Written task
Gather each line of the records where "excavación" appears.
--- start Input material ---
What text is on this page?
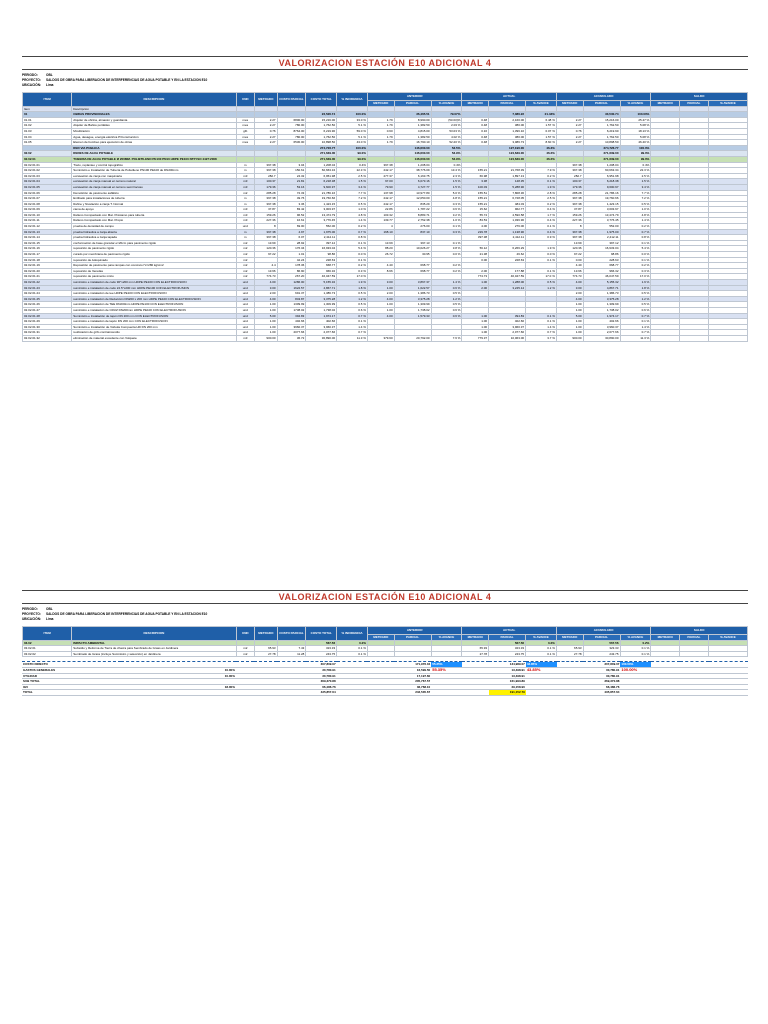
VALORIZACION ESTACIÓN E10 ADICIONAL 4
PERIODO:	OBL
PROYECTO: SALDOS DE OBRA PARA LIBERACION DE INTERFERENCIAS DE AGUA POTABLE Y EN LA ESTACION E10
UBICACIÓN: Lima
ITEM	DESCRIPCION	UND	METRADO	COSTO PARCIAL	COSTO TOTAL	% INCIDENCIA	ANTERIOR			ACTUAL			ACUMULADO			SALDO		
							METRADO	PARCIAL	% AVANCE	METRADO	PARCIAL	% AVANCE	METRADO	PARCIAL	% AVANCE	METRADO	PARCIAL	% AVANCE
Item	Descripcion																	
01	OBRAS PROVISIONALES				22,526.74	100.0%		36,465.51	79.07%		7,086.22	21.43%		33,530.74	100.00%			
01.01	Alquiler de oficina, almacén y guardianía	mes	2.27	6800.00	15,216.00	33.0 %	1.79	8,990.00	(53.03)%	0.48	2,160.00	6.48 %	2.27	15,216.00	25.47 %			
01.02	Alquiler de Baños portátiles	mes	2.27	780.00	1,762.50	5.1 %	1.79	1,382.50	2.03 %	0.48	380.00	1.57 %	2.27	1,762.50	5.08 %			
01.03	Movilización	glb	0.76	8764.00	6,219.90	59.0 %	0.60	4,815.00	53.03 %	0.16	1,396.10	0.07 %	0.76	6,219.90	18.13 %			
01.04	Agua, desague, energía eléctrica P/Construcción	mes	2.27	780.00	1,762.50	5.1 %	1.79	1,382.50	4.02 %	0.48	380.00	1.57 %	2.27	1,762.50	5.08 %			
01.05	Elemen de bombeo para ejecución de obras	mes	2.27	6530.00	10,898.50	43.0 %	1.79	16,790.10	52.20 %	0.48	3,086.73	8.60 %	2.27	10,898.50	46.40 %			
	RED VIA PUBLICA				274,726.77	100.0%		146,600.00	53.5%		127,196.00	46.3%		274,726.77	100.0%			
02.02	REDES DE AGUA POTABLE				271,639.00	99.0%		146,600.00	53.9%		124,639.00	46.2%		271,639.00	99.0%			
02.02.01	TUBERIA DE AGUA POTABLE Ø 200MM. POLIETILENO PE100 PN10 HDPE PE100 NTP ISO 4427:2008				271,639.00	99.0%		146,600.00	53.9%		124,639.00	46.2%		271,639.00	99.0%			
02.02.01.01	Trazo, replanteo y control topográfico	m	397.38	3.04	1,208.04	0.4%	397.38	1,208.04	0.4%				397.38	1,208.04	0.4%			
02.02.01.02	Suministro e Instalación de Tubería de Polietileno PN100 PE100 de DN200mm	m	397.38	150.61	60,663.34	22.3 %	242.17	38,776.09	13.4 %	155.21	21,768.39	7.9 %	397.38	60,663.34	22.3 %			
02.02.01.03	excavación de zanja con maquinaria	m3	282.7	24.32	6,951.98	2.5 %	277.37	6,163.75	2.3 %	66.98	1,897.13	0.2 %	282.7	6,951.98	2.5 %			
02.02.01.04	excavación de zanja manual en terreno natural	m3	100.37	21.81	6,218.38	1.5 %	97.00	6,073.16	1.5 %	3.38	148.35	0.1 %	100.37	6,218.38	1.5 %			
02.02.01.05	excavación de zanja manual en terreno semirrocoso	m3	179.36	53.16	9,600.97	3.4 %	79.90	4,727.77	1.5 %	100.03	5,288.90	1.9 %	179.36	9,600.97	3.4 %			
02.02.01.06	Demolición de pavimento asfáltico	m2	285.28	72.33	21,786.16	7.7 %	137.98	13,977.80	5.0 %	155.51	7,808.36	2.8 %	285.28	21,786.16	7.7 %			
02.02.01.07	Entibado para instalaciones de tubería	m	397.38	49.76	19,760.66	7.2 %	242.17	12,050.00	4.8 %	155.21	6,728.05	2.5 %	397.38	19,760.66	7.2 %			
02.02.01.08	Refine y Nivelación a zanja T. Normal	m	397.38	3.36	1,423.15	0.5 %	242.17	835.29	0.3 %	155.21	484.03	0.2 %	397.38	1,423.15	0.5 %			
02.02.01.09	cama de apoyo	m3	37.87	83.42	3,003.97	1.0 %	22.86	1,787.22	0.6 %	15.62	962.77	0.4 %	37.87	3,003.97	1.0 %			
02.02.01.10	Relleno Compactado con Mat. Préstamo para tubería	m3	159.26	96.52	13,474.79	4.8 %	103.32	8,883.71	3.2 %	55.74	4,590.58	1.7 %	159.26	13,474.79	4.8 %			
02.02.01.11	Relleno Compactado con Mat. Propio	m3	227.36	16.61	3,776.45	1.4 %	139.77	2,752.38	1.0 %	83.53	1,036.96	0.4 %	227.36	3,776.45	1.4 %			
02.02.01.12	prueba de densidad de campo	und	8	69.00	552.00	0.2 %	4	276.00	0.1 %	4.00	276.00	0.1 %	8	552.00	0.2 %			
02.02.01.13	prueba hidraulica a zanja abierta	m	397.38	4.97	1,975.00	0.7 %	168.10	837.10	0.3 %	229.78	1,138.90	0.4 %	397.38	1,975.00	0.7 %			
02.02.01.14	prueba hidraulica a zanja tapada	m	397.38	6.07	2,412.11	0.8 %				397.38	2,412.11	0.9 %	397.38	2,412.11	0.8 %			
02.02.01.15	conformación de base granular e=20cm para pavimento rígido	m2	13.69	28.92	397.12	0.1 %	13.69	397.13	0.1 %				13.69	397.12	0.1 %			
02.02.01.16	reposición de pavimento rígido	m2	120.36	176.34	16,933.04	5.4 %	88.20	10,026.27	3.8 %	56.12	6,266.29	1.9 %	120.36	16,933.04	5.4 %			
02.02.01.17	curado por membrana de pavimento rígido	m2	97.22	1.01	98.86	0.0 %	26.72	30.95	0.0 %	21.38	46.62	0.0 %	97.22	98.86	0.0 %			
02.02.01.18	reposición de Adoquinado	m2		42.24	228.63	0.1 %				0.00	228.63	0.1 %	0.00	228.63	0.1 %			
02.02.01.19	Reposición de pavimento para rampas con concreto f'c=280 kg/cm2	m2	4.4	178.36	668.77	0.2 %	4.40	668.77	0.2 %				4.40	668.77	0.2 %			
02.02.01.20	reposición de Veredas	m2	13.66	86.90	966.32	0.3 %	8.66	668.77	0.2 %	2.00	177.88	0.1 %	13.66	966.32	0.3 %			
02.02.01.21	reposición de pavimento mixto	m2	774.73	267.20	46,047.59	17.0 %				774.73	46,047.59	17.0 %	774.73	46,047.59	17.0 %			
02.02.01.22	suministro e instalación de codo 90°x200 mm HDPE PE100 CON ELECTROFUSION	und	4.00	1286.00	5,155.32	1.9 %	3.00	3,867.37	1.4 %	1.00	1,288.00	0.5 %	4.00	5,155.32	1.9 %			
02.02.01.23	suministro e instalación de codo 22.5°x200 mm HDPE PE100 CON ELECTROFUSION	und	3.00	1622.57	4,867.71	1.8 %	1.00	1,622.57	0.6 %	2.00	3,245.14	1.2 %	3.00	4,867.71	1.8 %			
02.02.01.24	suministro e instalación de tee HDPE PE100 CON ELECTROFUSION	und	2.00	691.37	1,386.73	0.5 %	2.00	1,386.73	0.5 %				2.00	1,386.73	0.5 %			
02.02.01.25	suministro e instalación de Reducción DN200 x 200 mm HDPE PE100 CON ELECTROFUSION	und	4.00	843.87	3,375.28	1.2 %	4.00	3,375.28	1.2 %				4.00	3,375.28	1.2 %			
02.02.01.26	suministro e instalación de TEE DN200mm HDPE PE100 CON ELECTROFUSION	und	1.00	1309.99	1,309.99	0.5 %	1.00	1,309.99	0.5 %				1.00	1,309.99	0.5 %			
02.02.01.27	suministro e instalación de CRUZ DN200mm HDPE PE100 CON ELECTROFUSION	und	1.00	1738.02	1,738.02	0.6 %	1.00	1,738.02	0.6 %				1.00	1,738.02	0.6 %			
02.02.01.28	Suministro e Instalación de tapón DN 200 mm CON ELECTROFUSION	und	5.00	394.83	1,974.17	0.7 %	4.00	1,579.33	0.6 %	1.00	394.83	0.1 %	5.00	1,974.17	0.7 %			
02.02.01.29	suministro e instalación de tapón DN 200 mm CON ELECTROFUSION	und	1.00	402.66	402.66	0.1 %				1.00	402.66	0.1 %	1.00	402.66	0.1 %			
02.02.01.30	Suministro e Instalación de Válvula Compuerta HD DN 200 mm	und	1.00	3960.37	3,960.37	1.4 %				1.00	3,960.37	1.4 %	1.00	3,960.37	1.4 %			
02.02.01.31	reubicación de grifo contraincendio	und	1.00	2077.66	2,077.66	0.7 %				1.00	2,077.66	0.7 %	1.00	2,077.66	0.7 %			
02.02.01.32	eliminación de material excedente con Volquete	m3	900.00	36.72	30,890.00	11.3 %	379.60	20,792.00	7.6 %	779.37	10,063.00	3.7 %	900.00	30,890.00	11.3 %			
VALORIZACION ESTACIÓN E10 ADICIONAL 4
PERIODO:	OBL
PROYECTO: SALDOS DE OBRA PARA LIBERACION DE INTERFERENCIAS DE AGUA POTABLE Y EN LA ESTACION E10
UBICACIÓN: Lima
ITEM	DESCRIPCION	UND	METRADO	COSTO PARCIAL	COSTO TOTAL	% INCIDENCIA	ANTERIOR			ACTUAL			ACUMULADO			SALDO		
							METRADO	PARCIAL	% AVANCE	METRADO	PARCIAL	% AVANCE	METRADO	PARCIAL	% AVANCE	METRADO	PARCIAL	% AVANCE
03.02	IMPACTO AMBIENTAL				567.56	0.2%					567.56	0.2%		567.56	0.2%			
03.02.01	Subsidio y Reforma de Tierra de chacra para Sembrado de Grass en Jardinera	m2	65.93	7.43	323.33	0.1 %				65.93	323.33	0.1 %	65.93	323.33	0.1 %			
03.02.02	Sembrado de Grass (incluye Suministro y selección) en Jardinera	m2	27.78	11.28	243.75	0.1 %				27.78	243.75	0.1 %	27.78	243.75	0.1 %			
COSTO DIRECTO					307,809.07			171,976.04	55.35%		134,989.07	43.85%		307,809.07	100.00%			
GASTOS GENERALES	10.00%				30,780.91			16,599.50	55.35%		13,498.91	43.85%		30,780.91	100.00%			
UTILIDAD	10.00%				30,780.91			17,197.60			13,498.91			30,780.91				
SUB TOTAL					369,370.88			205,767.57			161,993.89			369,370.88				
IGV	18.00%				66,486.76			36,768.10			29,158.90			66,486.76				
TOTAL					435,857.64			242,535.67			191,152.79			435,857.64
--- end Input material ---
Solution for this problem
02.02.01.03	excavación de zanja con maquinaria	m3	282.7	24.32	6,951.98	2.5 %	277.37	6,163.75	2.3 %	66.98	1,897.13	0.2 %	282.7	6,951.98	2.5 %			
02.02.01.04	excavación de zanja manual en terreno natural	m3	100.37	21.81	6,218.38	1.5 %	97.00	6,073.16	1.5 %	3.38	148.35	0.1 %	100.37	6,218.38	1.5 %			
02.02.01.05	excavación de zanja manual en terreno semirrocoso	m3	179.36	53.16	9,600.97	3.4 %	79.90	4,727.77	1.5 %	100.03	5,288.90	1.9 %	179.36	9,600.97	3.4 %			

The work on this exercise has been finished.